◆ YOUR OBJECTIVE ◆
Write each line out exactly, leaving none out.

(Saved data entries)
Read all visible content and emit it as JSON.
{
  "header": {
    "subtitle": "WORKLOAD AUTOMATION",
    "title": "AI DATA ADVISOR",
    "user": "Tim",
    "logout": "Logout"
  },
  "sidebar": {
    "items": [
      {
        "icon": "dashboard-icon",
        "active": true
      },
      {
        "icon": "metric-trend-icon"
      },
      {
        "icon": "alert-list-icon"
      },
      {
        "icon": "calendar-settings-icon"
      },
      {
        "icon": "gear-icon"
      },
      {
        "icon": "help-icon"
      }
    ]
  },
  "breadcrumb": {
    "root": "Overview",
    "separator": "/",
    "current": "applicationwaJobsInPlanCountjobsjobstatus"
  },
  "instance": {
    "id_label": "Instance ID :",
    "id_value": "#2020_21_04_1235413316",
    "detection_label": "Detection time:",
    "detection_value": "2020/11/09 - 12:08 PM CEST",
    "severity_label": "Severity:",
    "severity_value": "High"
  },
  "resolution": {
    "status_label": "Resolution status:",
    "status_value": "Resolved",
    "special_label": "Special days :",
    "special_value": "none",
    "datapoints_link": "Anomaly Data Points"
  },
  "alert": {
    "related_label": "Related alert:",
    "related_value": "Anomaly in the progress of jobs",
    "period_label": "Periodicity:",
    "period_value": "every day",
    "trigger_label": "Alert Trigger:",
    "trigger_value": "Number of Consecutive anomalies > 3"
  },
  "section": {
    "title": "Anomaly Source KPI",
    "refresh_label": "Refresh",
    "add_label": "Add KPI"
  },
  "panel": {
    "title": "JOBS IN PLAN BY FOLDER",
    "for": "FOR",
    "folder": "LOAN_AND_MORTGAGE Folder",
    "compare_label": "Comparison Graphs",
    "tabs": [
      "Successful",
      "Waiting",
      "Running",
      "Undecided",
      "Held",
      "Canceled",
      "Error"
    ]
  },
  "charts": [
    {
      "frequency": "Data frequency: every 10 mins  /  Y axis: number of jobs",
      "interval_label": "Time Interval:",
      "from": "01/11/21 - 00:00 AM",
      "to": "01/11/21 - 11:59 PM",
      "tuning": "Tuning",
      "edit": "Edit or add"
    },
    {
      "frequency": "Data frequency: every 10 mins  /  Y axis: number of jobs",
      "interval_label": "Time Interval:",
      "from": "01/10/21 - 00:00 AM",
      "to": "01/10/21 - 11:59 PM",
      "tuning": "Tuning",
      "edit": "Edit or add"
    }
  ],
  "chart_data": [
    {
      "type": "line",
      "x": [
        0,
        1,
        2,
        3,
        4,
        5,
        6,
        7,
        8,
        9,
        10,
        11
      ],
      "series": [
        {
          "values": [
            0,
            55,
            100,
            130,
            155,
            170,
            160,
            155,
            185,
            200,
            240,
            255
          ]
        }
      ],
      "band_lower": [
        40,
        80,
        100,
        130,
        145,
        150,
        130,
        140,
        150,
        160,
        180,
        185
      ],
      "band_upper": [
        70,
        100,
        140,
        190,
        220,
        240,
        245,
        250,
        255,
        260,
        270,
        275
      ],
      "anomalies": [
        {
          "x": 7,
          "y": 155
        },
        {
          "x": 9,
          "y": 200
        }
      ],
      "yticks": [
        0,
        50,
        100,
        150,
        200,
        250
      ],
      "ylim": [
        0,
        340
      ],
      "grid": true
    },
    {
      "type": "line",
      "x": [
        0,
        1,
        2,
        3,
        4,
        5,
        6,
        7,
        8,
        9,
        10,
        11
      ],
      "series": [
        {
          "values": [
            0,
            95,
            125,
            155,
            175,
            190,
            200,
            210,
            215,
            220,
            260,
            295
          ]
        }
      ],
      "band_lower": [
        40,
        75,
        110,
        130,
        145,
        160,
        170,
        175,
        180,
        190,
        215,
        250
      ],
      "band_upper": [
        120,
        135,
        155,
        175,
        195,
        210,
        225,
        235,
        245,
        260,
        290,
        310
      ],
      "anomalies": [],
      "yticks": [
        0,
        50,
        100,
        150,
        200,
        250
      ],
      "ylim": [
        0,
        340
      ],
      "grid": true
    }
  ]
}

◆ RIGHT ANSWER ◆
Read all visible content and emit it as JSON.
{
  "header": {
    "subtitle": "WORKLOAD AUTOMATION",
    "title": "AI DATA ADVISOR",
    "user": "Tim",
    "logout": "Logout"
  },
  "sidebar": {
    "items": [
      {
        "icon": "dashboard-icon",
        "active": true
      },
      {
        "icon": "metric-trend-icon"
      },
      {
        "icon": "alert-list-icon"
      },
      {
        "icon": "calendar-settings-icon"
      },
      {
        "icon": "gear-icon"
      },
      {
        "icon": "help-icon"
      }
    ]
  },
  "breadcrumb": {
    "root": "Overview",
    "separator": "/",
    "current": "applicationwaJobsInPlanCountjobsjobstatus"
  },
  "instance": {
    "id_label": "Instance ID :",
    "id_value": "#2020_21_04_1235413316",
    "detection_label": "Detection time:",
    "detection_value": "2020/11/09 - 12:08 PM CEST",
    "severity_label": "Severity:",
    "severity_value": "High"
  },
  "resolution": {
    "status_label": "Resolution status:",
    "status_value": "Resolved",
    "special_label": "Special days :",
    "special_value": "none",
    "datapoints_link": "Anomaly Data Points"
  },
  "alert": {
    "related_label": "Related alert:",
    "related_value": "Anomaly in the progress of jobs",
    "period_label": "Periodicity:",
    "period_value": "every day",
    "trigger_label": "Alert Trigger:",
    "trigger_value": "Number of Consecutive anomalies > 3"
  },
  "section": {
    "title": "Anomaly Source KPI",
    "refresh_label": "Refresh",
    "add_label": "Add KPI"
  },
  "panel": {
    "title": "JOBS IN PLAN BY FOLDER",
    "for": "FOR",
    "folder": "LOAN_AND_MORTGAGE Folder",
    "compare_label": "Comparison Graphs",
    "tabs": [
      "Successful",
      "Waiting",
      "Running",
      "Undecided",
      "Held",
      "Canceled",
      "Error"
    ]
  },
  "charts": [
    {
      "frequency": "Data frequency: every 10 mins  /  Y axis: number of jobs",
      "interval_label": "Time Interval:",
      "from": "01/11/21 - 00:00 AM",
      "to": "01/11/21 - 11:59 PM",
      "tuning": "Tuning",
      "edit": "Edit or add"
    },
    {
      "frequency": "Data frequency: every 10 mins  /  Y axis: number of jobs",
      "interval_label": "Time Interval:",
      "from": "01/10/21 - 00:00 AM",
      "to": "01/10/21 - 11:59 PM",
      "tuning": "Tuning",
      "edit": "Edit or add"
    }
  ],
  "chart_data": [
    {
      "type": "line",
      "x": [
        0,
        1,
        2,
        3,
        4,
        5,
        6,
        7,
        8,
        9,
        10,
        11
      ],
      "series": [
        {
          "values": [
            0,
            55,
            100,
            130,
            155,
            170,
            160,
            155,
            185,
            200,
            240,
            255
          ]
        }
      ],
      "band_lower": [
        40,
        80,
        100,
        130,
        145,
        150,
        130,
        140,
        150,
        160,
        180,
        185
      ],
      "band_upper": [
        70,
        100,
        140,
        190,
        220,
        240,
        245,
        250,
        255,
        260,
        270,
        275
      ],
      "anomalies": [
        {
          "x": 7,
          "y": 155
        },
        {
          "x": 9,
          "y": 200
        }
      ],
      "yticks": [
        0,
        50,
        100,
        150,
        200,
        250
      ],
      "ylim": [
        0,
        340
      ],
      "grid": true
    },
    {
      "type": "line",
      "x": [
        0,
        1,
        2,
        3,
        4,
        5,
        6,
        7,
        8,
        9,
        10,
        11
      ],
      "series": [
        {
          "values": [
            0,
            95,
            125,
            155,
            175,
            190,
            200,
            210,
            215,
            220,
            260,
            295
          ]
        }
      ],
      "band_lower": [
        40,
        75,
        110,
        130,
        145,
        160,
        170,
        175,
        180,
        190,
        215,
        250
      ],
      "band_upper": [
        120,
        135,
        155,
        175,
        195,
        210,
        225,
        235,
        245,
        260,
        290,
        310
      ],
      "anomalies": [],
      "yticks": [
        0,
        50,
        100,
        150,
        200,
        250
      ],
      "ylim": [
        0,
        340
      ],
      "grid": true
    }
  ]
}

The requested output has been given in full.